GIVEN INSTRUCTION:
Your task is to locate every line holding the string "title" and to copy each of them.

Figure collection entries
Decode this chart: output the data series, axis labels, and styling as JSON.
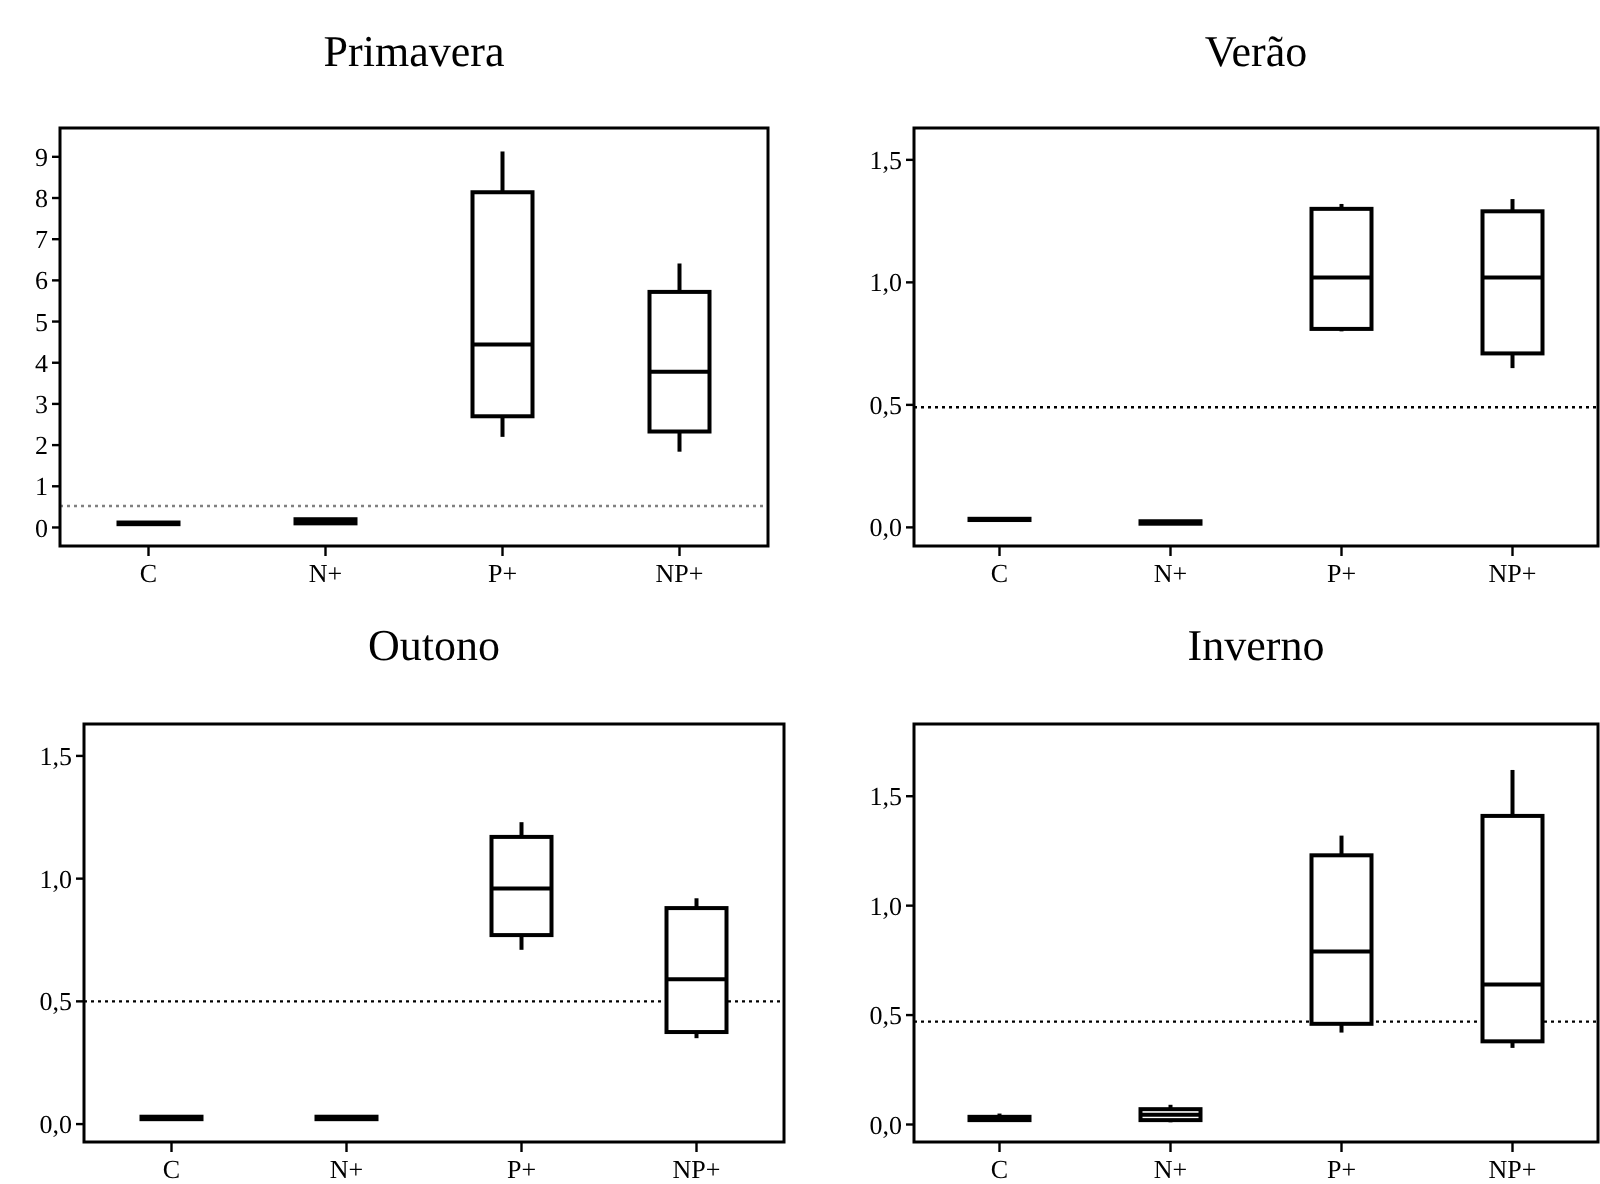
{
  "chart_data": [
    {
      "type": "box",
      "title": "Primavera",
      "categories": [
        "C",
        "N+",
        "P+",
        "NP+"
      ],
      "ylim": [
        -0.45,
        9.7
      ],
      "yticks": [
        0,
        1,
        2,
        3,
        4,
        5,
        6,
        7,
        8,
        9
      ],
      "ref_lines": [
        {
          "axis": "y",
          "value": 0.52,
          "line_style": "dotted",
          "color": "#808080"
        }
      ],
      "boxes": [
        {
          "low": 0.08,
          "q1": 0.08,
          "median": 0.1,
          "q3": 0.12,
          "high": 0.12
        },
        {
          "low": 0.08,
          "q1": 0.1,
          "median": 0.15,
          "q3": 0.2,
          "high": 0.22
        },
        {
          "low": 2.2,
          "q1": 2.7,
          "median": 4.44,
          "q3": 8.14,
          "high": 9.13
        },
        {
          "low": 1.84,
          "q1": 2.33,
          "median": 3.78,
          "q3": 5.72,
          "high": 6.41
        }
      ]
    },
    {
      "type": "box",
      "title": "Verão",
      "categories": [
        "C",
        "N+",
        "P+",
        "NP+"
      ],
      "ylim": [
        -0.076,
        1.63
      ],
      "yticks": [
        {
          "value": 0,
          "label": "0,0"
        },
        {
          "value": 0.5,
          "label": "0,5"
        },
        {
          "value": 1,
          "label": "1,0"
        },
        {
          "value": 1.5,
          "label": "1,5"
        }
      ],
      "ref_lines": [
        {
          "axis": "y",
          "value": 0.49,
          "line_style": "dotted",
          "color": "#000000"
        }
      ],
      "boxes": [
        {
          "low": 0.03,
          "q1": 0.03,
          "median": 0.03,
          "q3": 0.035,
          "high": 0.035
        },
        {
          "low": 0.015,
          "q1": 0.015,
          "median": 0.02,
          "q3": 0.025,
          "high": 0.025
        },
        {
          "low": 0.8,
          "q1": 0.81,
          "median": 1.02,
          "q3": 1.3,
          "high": 1.32
        },
        {
          "low": 0.65,
          "q1": 0.71,
          "median": 1.02,
          "q3": 1.29,
          "high": 1.34
        }
      ]
    },
    {
      "type": "box",
      "title": "Outono",
      "categories": [
        "C",
        "N+",
        "P+",
        "NP+"
      ],
      "ylim": [
        -0.073,
        1.63
      ],
      "yticks": [
        {
          "value": 0,
          "label": "0,0"
        },
        {
          "value": 0.5,
          "label": "0,5"
        },
        {
          "value": 1,
          "label": "1,0"
        },
        {
          "value": 1.5,
          "label": "1,5"
        }
      ],
      "ref_lines": [
        {
          "axis": "y",
          "value": 0.5,
          "line_style": "dotted",
          "color": "#000000"
        }
      ],
      "boxes": [
        {
          "low": 0.02,
          "q1": 0.02,
          "median": 0.025,
          "q3": 0.03,
          "high": 0.03
        },
        {
          "low": 0.02,
          "q1": 0.02,
          "median": 0.025,
          "q3": 0.03,
          "high": 0.03
        },
        {
          "low": 0.71,
          "q1": 0.77,
          "median": 0.96,
          "q3": 1.17,
          "high": 1.23
        },
        {
          "low": 0.35,
          "q1": 0.375,
          "median": 0.59,
          "q3": 0.88,
          "high": 0.92
        }
      ]
    },
    {
      "type": "box",
      "title": "Inverno",
      "categories": [
        "C",
        "N+",
        "P+",
        "NP+"
      ],
      "ylim": [
        -0.08,
        1.83
      ],
      "yticks": [
        {
          "value": 0,
          "label": "0,0"
        },
        {
          "value": 0.5,
          "label": "0,5"
        },
        {
          "value": 1,
          "label": "1,0"
        },
        {
          "value": 1.5,
          "label": "1,5"
        }
      ],
      "ref_lines": [
        {
          "axis": "y",
          "value": 0.47,
          "line_style": "dotted",
          "color": "#000000"
        }
      ],
      "boxes": [
        {
          "low": 0.02,
          "q1": 0.02,
          "median": 0.03,
          "q3": 0.035,
          "high": 0.05
        },
        {
          "low": 0.01,
          "q1": 0.02,
          "median": 0.045,
          "q3": 0.07,
          "high": 0.09
        },
        {
          "low": 0.42,
          "q1": 0.46,
          "median": 0.79,
          "q3": 1.23,
          "high": 1.32
        },
        {
          "low": 0.35,
          "q1": 0.38,
          "median": 0.64,
          "q3": 1.41,
          "high": 1.62
        }
      ]
    }
  ]
}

ANSWER TO THE EXERCISE:
      "title": "Primavera",
      "title": "Verão",
      "title": "Outono",
      "title": "Inverno",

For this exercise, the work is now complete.